Task details: Gather up the lines with the word "haben" in them.
──────
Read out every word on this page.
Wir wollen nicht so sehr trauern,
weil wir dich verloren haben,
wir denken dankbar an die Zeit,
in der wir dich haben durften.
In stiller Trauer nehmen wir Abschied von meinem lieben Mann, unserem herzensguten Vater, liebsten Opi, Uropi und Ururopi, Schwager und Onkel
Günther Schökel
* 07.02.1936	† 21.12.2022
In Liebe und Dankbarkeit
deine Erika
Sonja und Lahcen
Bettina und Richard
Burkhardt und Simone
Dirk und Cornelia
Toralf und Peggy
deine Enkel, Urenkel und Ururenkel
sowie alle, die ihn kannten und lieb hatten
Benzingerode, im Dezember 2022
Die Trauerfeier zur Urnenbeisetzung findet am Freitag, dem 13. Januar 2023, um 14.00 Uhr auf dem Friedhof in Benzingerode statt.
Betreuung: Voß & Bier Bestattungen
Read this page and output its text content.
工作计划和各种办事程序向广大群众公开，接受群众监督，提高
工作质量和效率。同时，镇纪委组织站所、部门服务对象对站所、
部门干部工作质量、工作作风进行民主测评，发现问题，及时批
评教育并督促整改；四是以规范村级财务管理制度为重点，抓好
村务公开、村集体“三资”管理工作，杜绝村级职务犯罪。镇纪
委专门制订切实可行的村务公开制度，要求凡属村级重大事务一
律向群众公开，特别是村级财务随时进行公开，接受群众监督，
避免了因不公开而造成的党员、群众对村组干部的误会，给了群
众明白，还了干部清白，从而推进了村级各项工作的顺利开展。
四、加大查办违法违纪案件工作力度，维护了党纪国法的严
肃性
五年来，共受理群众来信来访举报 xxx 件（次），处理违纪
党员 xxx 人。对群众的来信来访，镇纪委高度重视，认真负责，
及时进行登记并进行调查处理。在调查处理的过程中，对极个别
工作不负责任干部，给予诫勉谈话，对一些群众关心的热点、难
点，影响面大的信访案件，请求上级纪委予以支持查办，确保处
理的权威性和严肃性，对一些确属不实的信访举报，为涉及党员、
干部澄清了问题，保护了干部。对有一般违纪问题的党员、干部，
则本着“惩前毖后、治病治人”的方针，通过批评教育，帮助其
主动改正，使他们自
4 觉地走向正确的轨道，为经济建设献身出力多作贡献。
──────
Solved exercise:
weil wir dich verloren haben,
in der wir dich haben durften.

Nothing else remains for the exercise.